(Dataset items)

_ _ _ _

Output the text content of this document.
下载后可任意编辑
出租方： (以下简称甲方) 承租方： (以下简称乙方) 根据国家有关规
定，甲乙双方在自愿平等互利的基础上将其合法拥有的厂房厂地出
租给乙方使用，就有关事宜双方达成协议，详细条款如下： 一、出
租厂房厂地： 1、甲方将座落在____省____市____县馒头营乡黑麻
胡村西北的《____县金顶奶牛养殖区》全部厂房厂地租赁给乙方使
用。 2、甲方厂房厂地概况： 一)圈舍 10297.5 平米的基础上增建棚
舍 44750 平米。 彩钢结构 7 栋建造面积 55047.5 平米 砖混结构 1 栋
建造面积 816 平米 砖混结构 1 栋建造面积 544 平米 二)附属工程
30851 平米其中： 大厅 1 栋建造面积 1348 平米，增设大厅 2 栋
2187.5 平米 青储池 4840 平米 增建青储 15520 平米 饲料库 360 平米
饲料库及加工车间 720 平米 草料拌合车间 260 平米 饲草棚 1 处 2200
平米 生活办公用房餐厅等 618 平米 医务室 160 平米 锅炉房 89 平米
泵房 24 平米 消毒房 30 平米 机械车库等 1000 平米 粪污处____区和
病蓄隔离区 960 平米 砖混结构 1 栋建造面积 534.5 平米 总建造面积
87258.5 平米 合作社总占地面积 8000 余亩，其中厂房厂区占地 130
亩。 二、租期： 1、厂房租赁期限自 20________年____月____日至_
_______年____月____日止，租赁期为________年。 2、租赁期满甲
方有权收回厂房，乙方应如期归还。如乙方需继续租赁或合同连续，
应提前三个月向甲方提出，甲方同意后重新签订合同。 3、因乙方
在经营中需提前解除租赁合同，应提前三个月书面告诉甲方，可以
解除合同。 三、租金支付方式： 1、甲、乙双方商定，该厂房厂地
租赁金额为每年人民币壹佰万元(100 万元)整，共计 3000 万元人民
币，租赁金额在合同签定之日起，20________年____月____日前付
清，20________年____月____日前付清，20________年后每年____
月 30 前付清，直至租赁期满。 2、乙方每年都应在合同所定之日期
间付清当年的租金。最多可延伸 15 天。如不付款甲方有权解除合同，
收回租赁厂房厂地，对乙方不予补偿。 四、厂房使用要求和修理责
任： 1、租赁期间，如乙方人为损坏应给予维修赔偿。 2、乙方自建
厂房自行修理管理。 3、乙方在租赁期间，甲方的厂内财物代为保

_ _ _ _

## [TASK PROMPT]
Report how many lines contain "栋建造面积". Give nothing but the number.

## [EXPECTED OUTPUT]
4